● DOCUMENT SECTION
Segment Open
Subclinical Hypothyroidism in Children and Adolescents: a single-center retrospective study
Introduction: The ideal management of subclinical hypothyroidism, particularly the mild form, remains unclear. Our objectives were to describe the clinical management of subclinical hypothyroidism in children and adolescents and the natural course of the disease with conservative management.
Material and Methods: We retrospectively analyzed clinical records of patients, under the age of 18 years, referred to our pediatric endocrinology department due to subclinical hypothyroidism between 2009 and 2014, with ≥1 year of followup. Patients under one month of age and with TSH (thyroidstimulating hormone) levels <5 uUI/mL were excluded. Subclinical hypothyroidism was considered when TSH levels >5 uUI/mL with a normal serum free thyroxine. Mild and severe subclinical hypothyroidism were defined when TSH was <10 uUI/mL and ≥10 uUI/mL, respectively.
Results: We included 69 patients (62.3% girls) with a median age at diagnosis of 8.0 [(25th percentile-75th percentile (P25-P75): 4.75-11.0)] years. Most of the patients (80.6%) were symptomatic and Hashimoto thyroiditis was the most frequent identified cause. A mild form of subclinical hypothyroidism was diagnosed in 79.7% of the patients. All patients with severe subclinical hypothyroidism initiated therapy with levothyroxine in contrast with 43.6% in the mild subclinical hypothyroidism group. Among patients not treated, 73.3% had TSH normalized after one year of follow-up and none progressed to overt hypothyroidism.
Segment Closed
● WORK ITEM
Please copy out the abstract on subclinical hypothyroidism in children and adolescents in full, word for word. You will not need the data.

● DATASET
Segment Open
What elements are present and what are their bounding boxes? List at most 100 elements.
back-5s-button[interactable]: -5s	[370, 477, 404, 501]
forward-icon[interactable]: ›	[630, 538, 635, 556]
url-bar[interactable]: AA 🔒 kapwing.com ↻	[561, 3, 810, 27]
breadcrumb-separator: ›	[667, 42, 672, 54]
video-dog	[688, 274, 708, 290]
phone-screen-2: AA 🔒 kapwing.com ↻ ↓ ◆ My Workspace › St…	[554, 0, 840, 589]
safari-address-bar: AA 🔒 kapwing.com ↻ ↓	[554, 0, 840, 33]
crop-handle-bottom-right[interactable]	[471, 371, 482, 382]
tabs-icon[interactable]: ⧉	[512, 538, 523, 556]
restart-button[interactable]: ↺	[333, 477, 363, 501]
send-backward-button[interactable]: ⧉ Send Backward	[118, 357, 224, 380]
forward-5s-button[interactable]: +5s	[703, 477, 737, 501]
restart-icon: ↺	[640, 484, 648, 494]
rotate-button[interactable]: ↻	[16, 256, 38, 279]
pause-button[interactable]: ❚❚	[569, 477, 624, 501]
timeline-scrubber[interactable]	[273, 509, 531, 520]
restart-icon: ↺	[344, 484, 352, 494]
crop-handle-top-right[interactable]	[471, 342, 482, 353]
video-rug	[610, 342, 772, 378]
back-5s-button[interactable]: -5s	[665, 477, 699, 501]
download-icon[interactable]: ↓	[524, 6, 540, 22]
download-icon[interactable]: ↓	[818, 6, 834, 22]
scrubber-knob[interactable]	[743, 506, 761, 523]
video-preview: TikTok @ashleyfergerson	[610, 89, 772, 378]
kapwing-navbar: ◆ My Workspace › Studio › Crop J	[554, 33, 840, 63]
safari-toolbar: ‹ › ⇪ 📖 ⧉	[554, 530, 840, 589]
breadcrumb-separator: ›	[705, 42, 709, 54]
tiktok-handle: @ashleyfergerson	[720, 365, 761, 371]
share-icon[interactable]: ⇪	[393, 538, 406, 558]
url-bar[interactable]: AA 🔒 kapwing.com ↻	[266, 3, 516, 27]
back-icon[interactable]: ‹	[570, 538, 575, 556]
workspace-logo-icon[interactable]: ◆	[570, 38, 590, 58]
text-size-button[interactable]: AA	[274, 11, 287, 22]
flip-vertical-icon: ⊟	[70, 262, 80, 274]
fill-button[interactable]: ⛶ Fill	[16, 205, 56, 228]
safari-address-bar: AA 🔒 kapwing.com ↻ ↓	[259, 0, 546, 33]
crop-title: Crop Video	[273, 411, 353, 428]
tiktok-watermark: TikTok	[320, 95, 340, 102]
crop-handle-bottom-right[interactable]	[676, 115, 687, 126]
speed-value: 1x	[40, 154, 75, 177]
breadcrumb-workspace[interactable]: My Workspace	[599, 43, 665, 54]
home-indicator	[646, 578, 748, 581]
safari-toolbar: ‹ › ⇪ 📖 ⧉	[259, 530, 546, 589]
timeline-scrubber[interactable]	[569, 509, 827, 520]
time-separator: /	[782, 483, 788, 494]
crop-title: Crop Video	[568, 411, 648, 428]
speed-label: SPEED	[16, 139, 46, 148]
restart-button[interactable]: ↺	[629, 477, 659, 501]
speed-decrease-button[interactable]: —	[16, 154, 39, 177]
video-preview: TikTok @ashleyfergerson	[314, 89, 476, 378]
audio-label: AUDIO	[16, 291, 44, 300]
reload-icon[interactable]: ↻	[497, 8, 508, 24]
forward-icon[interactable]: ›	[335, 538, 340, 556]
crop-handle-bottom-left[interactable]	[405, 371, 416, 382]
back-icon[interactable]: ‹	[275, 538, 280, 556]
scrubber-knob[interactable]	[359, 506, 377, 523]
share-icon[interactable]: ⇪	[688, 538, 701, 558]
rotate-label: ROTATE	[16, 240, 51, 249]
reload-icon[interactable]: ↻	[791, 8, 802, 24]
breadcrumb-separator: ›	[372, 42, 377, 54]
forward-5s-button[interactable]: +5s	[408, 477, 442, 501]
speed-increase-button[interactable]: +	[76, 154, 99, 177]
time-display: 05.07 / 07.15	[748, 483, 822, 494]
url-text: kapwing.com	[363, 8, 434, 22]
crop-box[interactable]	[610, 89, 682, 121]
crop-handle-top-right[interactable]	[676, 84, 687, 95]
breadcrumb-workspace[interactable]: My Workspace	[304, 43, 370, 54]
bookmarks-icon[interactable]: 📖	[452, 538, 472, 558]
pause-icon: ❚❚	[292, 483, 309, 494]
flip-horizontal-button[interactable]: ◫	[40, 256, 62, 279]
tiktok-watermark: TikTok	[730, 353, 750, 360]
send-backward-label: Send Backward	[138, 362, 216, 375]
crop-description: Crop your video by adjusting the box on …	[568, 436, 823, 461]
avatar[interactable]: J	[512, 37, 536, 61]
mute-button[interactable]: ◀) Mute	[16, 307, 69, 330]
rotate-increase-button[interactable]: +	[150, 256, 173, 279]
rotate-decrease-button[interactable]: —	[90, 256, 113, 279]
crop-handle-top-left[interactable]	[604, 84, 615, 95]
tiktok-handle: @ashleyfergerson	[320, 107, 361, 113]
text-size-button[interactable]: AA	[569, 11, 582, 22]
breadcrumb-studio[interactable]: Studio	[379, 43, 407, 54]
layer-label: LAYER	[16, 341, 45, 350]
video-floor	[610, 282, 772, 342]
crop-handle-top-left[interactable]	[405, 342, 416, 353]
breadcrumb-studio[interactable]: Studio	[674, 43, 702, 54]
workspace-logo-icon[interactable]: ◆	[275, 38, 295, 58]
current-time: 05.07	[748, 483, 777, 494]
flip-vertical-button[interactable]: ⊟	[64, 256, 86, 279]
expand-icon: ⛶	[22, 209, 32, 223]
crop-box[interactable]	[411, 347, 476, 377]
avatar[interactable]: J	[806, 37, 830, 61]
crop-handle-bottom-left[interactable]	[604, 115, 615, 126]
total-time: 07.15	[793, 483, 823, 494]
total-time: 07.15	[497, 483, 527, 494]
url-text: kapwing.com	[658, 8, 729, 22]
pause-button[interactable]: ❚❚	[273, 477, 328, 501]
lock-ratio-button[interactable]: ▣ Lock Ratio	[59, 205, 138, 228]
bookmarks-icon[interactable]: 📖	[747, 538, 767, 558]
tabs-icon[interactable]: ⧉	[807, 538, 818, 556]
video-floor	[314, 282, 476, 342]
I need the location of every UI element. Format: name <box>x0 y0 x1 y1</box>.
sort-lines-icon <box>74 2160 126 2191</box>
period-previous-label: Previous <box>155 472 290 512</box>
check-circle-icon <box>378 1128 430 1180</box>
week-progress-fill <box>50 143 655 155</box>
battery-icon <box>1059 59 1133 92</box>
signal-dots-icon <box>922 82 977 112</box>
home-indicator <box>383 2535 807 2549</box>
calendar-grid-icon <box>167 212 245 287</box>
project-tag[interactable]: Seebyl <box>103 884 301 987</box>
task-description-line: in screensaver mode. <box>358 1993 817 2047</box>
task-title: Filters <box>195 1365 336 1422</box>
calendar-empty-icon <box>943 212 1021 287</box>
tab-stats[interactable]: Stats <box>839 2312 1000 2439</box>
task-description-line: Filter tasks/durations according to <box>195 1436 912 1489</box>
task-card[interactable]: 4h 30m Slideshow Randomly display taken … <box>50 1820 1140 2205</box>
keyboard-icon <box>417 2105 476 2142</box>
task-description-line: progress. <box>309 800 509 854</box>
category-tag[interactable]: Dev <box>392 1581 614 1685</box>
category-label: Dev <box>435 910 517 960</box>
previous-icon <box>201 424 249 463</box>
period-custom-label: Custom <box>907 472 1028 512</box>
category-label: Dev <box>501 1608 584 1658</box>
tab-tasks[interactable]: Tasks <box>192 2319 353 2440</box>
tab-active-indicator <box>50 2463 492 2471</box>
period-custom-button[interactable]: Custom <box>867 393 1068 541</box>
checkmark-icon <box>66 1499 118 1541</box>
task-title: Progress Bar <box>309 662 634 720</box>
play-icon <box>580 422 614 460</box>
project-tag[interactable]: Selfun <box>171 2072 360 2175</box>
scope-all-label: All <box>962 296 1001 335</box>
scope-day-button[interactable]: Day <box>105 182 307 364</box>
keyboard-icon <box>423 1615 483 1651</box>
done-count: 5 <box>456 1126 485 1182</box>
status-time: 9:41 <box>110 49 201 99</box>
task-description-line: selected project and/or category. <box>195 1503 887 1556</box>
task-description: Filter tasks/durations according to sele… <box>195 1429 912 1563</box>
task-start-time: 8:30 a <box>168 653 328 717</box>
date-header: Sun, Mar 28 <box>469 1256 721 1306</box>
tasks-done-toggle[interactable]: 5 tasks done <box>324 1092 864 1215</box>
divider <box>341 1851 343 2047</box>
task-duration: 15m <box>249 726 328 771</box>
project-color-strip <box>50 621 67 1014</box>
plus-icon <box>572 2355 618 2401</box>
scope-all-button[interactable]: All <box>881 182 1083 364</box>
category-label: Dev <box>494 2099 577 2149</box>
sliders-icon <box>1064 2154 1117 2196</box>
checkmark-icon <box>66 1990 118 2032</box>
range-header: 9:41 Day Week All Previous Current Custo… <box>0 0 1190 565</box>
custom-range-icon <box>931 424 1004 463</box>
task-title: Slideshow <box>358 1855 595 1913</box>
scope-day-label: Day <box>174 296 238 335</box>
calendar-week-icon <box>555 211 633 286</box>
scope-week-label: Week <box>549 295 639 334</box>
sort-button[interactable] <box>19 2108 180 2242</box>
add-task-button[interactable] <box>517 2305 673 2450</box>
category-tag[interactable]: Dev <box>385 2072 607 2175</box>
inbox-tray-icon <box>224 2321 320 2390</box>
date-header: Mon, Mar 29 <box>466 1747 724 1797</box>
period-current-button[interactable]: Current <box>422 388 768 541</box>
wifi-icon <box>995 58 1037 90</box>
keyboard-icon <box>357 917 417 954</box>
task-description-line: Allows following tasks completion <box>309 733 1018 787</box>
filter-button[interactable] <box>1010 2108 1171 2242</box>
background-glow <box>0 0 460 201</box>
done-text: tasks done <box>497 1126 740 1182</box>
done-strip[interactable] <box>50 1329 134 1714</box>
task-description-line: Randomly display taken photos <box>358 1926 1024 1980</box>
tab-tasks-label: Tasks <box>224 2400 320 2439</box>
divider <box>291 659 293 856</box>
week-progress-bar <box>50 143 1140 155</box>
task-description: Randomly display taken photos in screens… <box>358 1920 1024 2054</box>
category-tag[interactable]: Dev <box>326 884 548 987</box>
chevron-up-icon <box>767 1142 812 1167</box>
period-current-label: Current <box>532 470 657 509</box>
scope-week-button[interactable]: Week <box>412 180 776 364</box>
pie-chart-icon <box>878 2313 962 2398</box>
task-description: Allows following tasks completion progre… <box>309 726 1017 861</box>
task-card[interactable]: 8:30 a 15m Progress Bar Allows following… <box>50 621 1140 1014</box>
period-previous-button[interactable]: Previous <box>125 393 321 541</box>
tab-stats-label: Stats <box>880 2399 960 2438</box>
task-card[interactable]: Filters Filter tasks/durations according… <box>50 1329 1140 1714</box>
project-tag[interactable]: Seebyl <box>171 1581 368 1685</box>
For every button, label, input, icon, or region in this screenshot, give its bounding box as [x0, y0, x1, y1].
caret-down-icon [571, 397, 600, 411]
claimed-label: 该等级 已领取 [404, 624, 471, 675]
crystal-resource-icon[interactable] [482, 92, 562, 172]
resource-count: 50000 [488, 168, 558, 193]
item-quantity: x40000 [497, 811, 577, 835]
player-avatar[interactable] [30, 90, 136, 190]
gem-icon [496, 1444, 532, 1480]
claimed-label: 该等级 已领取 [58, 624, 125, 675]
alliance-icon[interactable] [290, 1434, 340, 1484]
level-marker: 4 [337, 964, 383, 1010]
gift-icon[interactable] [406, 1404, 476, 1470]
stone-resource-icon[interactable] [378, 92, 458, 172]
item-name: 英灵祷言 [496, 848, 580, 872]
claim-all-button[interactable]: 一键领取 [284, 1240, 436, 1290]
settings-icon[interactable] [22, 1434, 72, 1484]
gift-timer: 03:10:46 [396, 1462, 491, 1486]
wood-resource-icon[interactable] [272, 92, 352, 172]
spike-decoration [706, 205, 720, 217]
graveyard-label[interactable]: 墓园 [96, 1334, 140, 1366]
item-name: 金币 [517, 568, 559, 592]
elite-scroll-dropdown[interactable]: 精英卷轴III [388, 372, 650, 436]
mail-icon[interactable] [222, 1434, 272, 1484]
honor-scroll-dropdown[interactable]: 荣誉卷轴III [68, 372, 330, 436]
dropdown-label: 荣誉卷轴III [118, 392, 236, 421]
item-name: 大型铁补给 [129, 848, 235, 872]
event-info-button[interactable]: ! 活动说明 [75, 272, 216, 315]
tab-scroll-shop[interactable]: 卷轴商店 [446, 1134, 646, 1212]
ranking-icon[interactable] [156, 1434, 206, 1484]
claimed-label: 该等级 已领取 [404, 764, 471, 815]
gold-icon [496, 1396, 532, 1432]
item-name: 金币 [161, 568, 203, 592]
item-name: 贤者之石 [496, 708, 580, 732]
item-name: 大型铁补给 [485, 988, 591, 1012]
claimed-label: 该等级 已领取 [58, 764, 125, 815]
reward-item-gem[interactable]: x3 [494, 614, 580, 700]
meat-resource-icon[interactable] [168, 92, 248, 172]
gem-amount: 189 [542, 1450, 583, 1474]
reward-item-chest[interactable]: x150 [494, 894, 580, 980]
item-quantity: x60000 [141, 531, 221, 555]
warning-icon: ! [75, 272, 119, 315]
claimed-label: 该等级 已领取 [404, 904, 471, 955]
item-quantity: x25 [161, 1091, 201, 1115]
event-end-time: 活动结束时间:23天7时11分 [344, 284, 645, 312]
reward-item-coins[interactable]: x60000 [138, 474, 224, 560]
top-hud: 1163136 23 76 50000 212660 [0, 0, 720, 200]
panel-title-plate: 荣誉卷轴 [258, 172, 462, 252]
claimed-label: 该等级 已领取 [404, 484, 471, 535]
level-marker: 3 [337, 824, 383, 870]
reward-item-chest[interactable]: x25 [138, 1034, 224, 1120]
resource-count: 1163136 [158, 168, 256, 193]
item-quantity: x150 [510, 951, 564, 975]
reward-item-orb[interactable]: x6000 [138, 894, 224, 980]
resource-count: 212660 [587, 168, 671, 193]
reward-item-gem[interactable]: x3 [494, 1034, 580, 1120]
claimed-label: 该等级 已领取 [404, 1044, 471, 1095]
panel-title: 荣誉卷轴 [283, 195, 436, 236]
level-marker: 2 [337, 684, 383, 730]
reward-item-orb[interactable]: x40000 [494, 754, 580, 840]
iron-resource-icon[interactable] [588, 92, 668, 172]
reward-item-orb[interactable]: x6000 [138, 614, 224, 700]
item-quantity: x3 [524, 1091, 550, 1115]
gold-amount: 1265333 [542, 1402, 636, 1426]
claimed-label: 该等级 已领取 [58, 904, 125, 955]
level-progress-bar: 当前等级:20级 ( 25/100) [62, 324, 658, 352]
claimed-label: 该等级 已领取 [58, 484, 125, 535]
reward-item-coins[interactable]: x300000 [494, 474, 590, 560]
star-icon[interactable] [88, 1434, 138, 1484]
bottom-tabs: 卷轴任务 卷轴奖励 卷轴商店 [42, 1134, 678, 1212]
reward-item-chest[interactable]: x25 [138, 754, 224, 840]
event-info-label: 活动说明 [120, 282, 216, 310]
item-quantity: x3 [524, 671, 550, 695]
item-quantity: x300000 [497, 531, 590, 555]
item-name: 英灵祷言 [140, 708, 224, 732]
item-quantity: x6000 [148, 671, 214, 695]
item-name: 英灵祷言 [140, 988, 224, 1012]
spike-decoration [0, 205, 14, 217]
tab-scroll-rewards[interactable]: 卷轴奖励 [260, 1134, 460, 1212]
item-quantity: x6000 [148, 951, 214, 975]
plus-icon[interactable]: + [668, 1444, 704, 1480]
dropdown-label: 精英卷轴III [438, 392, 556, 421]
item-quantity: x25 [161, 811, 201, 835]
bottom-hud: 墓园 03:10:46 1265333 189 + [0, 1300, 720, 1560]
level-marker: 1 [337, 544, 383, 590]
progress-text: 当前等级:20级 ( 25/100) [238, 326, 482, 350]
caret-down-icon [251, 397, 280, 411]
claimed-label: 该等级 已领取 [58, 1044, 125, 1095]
Segment Closed
● ANSWER BOX
Subclinical Hypothyroidism in Children and Adolescents: a single-center retrospective study
Introduction: The ideal management of subclinical hypothyroidism, particularly the mild form, remains unclear. Our objectives were to describe the clinical management of subclinical hypothyroidism in children and adolescents and the natural course of the disease with conservative management.
Material and Methods: We retrospectively analyzed clinical records of patients, under the age of 18 years, referred to our pediatric endocrinology department due to subclinical hypothyroidism between 2009 and 2014, with ≥1 year of followup. Patients under one month of age and with TSH (thyroidstimulating hormone) levels <5 uUI/mL were excluded. Subclinical hypothyroidism was considered when TSH levels >5 uUI/mL with a normal serum free thyroxine. Mild and severe subclinical hypothyroidism were defined when TSH was <10 uUI/mL and ≥10 uUI/mL, respectively.
Results: We included 69 patients (62.3% girls) with a median age at diagnosis of 8.0 [(25th percentile-75th percentile (P25-P75): 4.75-11.0)] years. Most of the patients (80.6%) were symptomatic and Hashimoto thyroiditis was the most frequent identified cause. A mild form of subclinical hypothyroidism was diagnosed in 79.7% of the patients. All patients with severe subclinical hypothyroidism initiated therapy with levothyroxine in contrast with 43.6% in the mild subclinical hypothyroidism group. Among patients not treated, 73.3% had TSH normalized after one year of follow-up and none progressed to overt hypothyroidism.